(Figure contents as structured data)
— START —
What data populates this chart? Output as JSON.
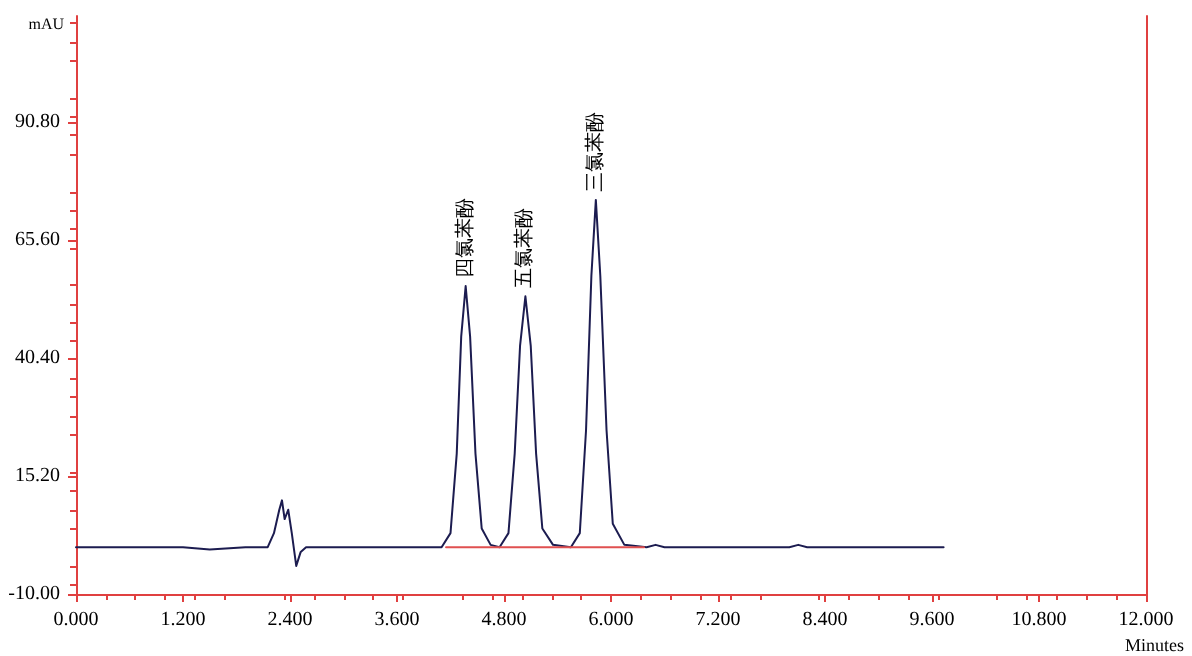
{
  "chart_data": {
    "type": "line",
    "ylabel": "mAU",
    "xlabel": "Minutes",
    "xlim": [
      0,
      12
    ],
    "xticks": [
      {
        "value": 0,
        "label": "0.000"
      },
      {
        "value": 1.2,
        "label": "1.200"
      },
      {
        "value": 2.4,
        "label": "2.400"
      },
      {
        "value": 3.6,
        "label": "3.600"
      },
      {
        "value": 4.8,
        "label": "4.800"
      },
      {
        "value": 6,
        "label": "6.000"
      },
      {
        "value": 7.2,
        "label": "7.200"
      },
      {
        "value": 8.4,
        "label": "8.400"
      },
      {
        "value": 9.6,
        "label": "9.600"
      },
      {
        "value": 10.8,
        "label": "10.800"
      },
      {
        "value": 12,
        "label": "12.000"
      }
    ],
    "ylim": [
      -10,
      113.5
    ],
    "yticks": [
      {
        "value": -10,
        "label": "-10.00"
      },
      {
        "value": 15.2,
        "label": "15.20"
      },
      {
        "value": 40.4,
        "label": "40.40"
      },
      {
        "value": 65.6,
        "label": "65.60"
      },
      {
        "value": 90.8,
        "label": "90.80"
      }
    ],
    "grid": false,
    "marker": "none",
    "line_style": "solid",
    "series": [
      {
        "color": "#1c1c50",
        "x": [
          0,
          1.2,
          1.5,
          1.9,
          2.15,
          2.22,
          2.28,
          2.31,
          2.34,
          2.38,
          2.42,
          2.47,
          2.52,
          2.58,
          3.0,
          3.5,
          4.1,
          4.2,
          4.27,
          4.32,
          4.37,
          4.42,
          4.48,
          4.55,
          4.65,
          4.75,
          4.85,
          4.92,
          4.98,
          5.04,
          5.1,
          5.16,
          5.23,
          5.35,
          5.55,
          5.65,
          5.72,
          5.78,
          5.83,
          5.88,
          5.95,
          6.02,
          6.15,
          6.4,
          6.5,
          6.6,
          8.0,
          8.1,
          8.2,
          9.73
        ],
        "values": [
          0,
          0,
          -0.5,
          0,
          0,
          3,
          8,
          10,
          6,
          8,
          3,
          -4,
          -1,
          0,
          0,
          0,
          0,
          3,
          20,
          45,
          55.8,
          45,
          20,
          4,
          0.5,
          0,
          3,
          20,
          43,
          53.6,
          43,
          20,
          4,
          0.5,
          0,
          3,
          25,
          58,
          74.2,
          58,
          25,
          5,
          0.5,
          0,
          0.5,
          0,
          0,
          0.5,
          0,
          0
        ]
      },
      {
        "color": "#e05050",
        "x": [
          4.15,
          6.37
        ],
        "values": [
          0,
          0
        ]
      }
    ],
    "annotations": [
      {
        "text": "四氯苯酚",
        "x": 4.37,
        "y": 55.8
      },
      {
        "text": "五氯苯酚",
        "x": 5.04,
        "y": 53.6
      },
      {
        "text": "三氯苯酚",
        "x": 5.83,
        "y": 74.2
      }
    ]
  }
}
— END —
Work to complete → Each line of the data is to be duplicated exactly; pictures stay out of the copy.

Expected output →
What data populates this chart? Output as JSON.
{
  "chart_data": {
    "type": "line",
    "ylabel": "mAU",
    "xlabel": "Minutes",
    "xlim": [
      0,
      12
    ],
    "xticks": [
      {
        "value": 0,
        "label": "0.000"
      },
      {
        "value": 1.2,
        "label": "1.200"
      },
      {
        "value": 2.4,
        "label": "2.400"
      },
      {
        "value": 3.6,
        "label": "3.600"
      },
      {
        "value": 4.8,
        "label": "4.800"
      },
      {
        "value": 6,
        "label": "6.000"
      },
      {
        "value": 7.2,
        "label": "7.200"
      },
      {
        "value": 8.4,
        "label": "8.400"
      },
      {
        "value": 9.6,
        "label": "9.600"
      },
      {
        "value": 10.8,
        "label": "10.800"
      },
      {
        "value": 12,
        "label": "12.000"
      }
    ],
    "ylim": [
      -10,
      113.5
    ],
    "yticks": [
      {
        "value": -10,
        "label": "-10.00"
      },
      {
        "value": 15.2,
        "label": "15.20"
      },
      {
        "value": 40.4,
        "label": "40.40"
      },
      {
        "value": 65.6,
        "label": "65.60"
      },
      {
        "value": 90.8,
        "label": "90.80"
      }
    ],
    "grid": false,
    "marker": "none",
    "line_style": "solid",
    "series": [
      {
        "color": "#1c1c50",
        "x": [
          0,
          1.2,
          1.5,
          1.9,
          2.15,
          2.22,
          2.28,
          2.31,
          2.34,
          2.38,
          2.42,
          2.47,
          2.52,
          2.58,
          3.0,
          3.5,
          4.1,
          4.2,
          4.27,
          4.32,
          4.37,
          4.42,
          4.48,
          4.55,
          4.65,
          4.75,
          4.85,
          4.92,
          4.98,
          5.04,
          5.1,
          5.16,
          5.23,
          5.35,
          5.55,
          5.65,
          5.72,
          5.78,
          5.83,
          5.88,
          5.95,
          6.02,
          6.15,
          6.4,
          6.5,
          6.6,
          8.0,
          8.1,
          8.2,
          9.73
        ],
        "values": [
          0,
          0,
          -0.5,
          0,
          0,
          3,
          8,
          10,
          6,
          8,
          3,
          -4,
          -1,
          0,
          0,
          0,
          0,
          3,
          20,
          45,
          55.8,
          45,
          20,
          4,
          0.5,
          0,
          3,
          20,
          43,
          53.6,
          43,
          20,
          4,
          0.5,
          0,
          3,
          25,
          58,
          74.2,
          58,
          25,
          5,
          0.5,
          0,
          0.5,
          0,
          0,
          0.5,
          0,
          0
        ]
      },
      {
        "color": "#e05050",
        "x": [
          4.15,
          6.37
        ],
        "values": [
          0,
          0
        ]
      }
    ],
    "annotations": [
      {
        "text": "四氯苯酚",
        "x": 4.37,
        "y": 55.8
      },
      {
        "text": "五氯苯酚",
        "x": 5.04,
        "y": 53.6
      },
      {
        "text": "三氯苯酚",
        "x": 5.83,
        "y": 74.2
      }
    ]
  }
}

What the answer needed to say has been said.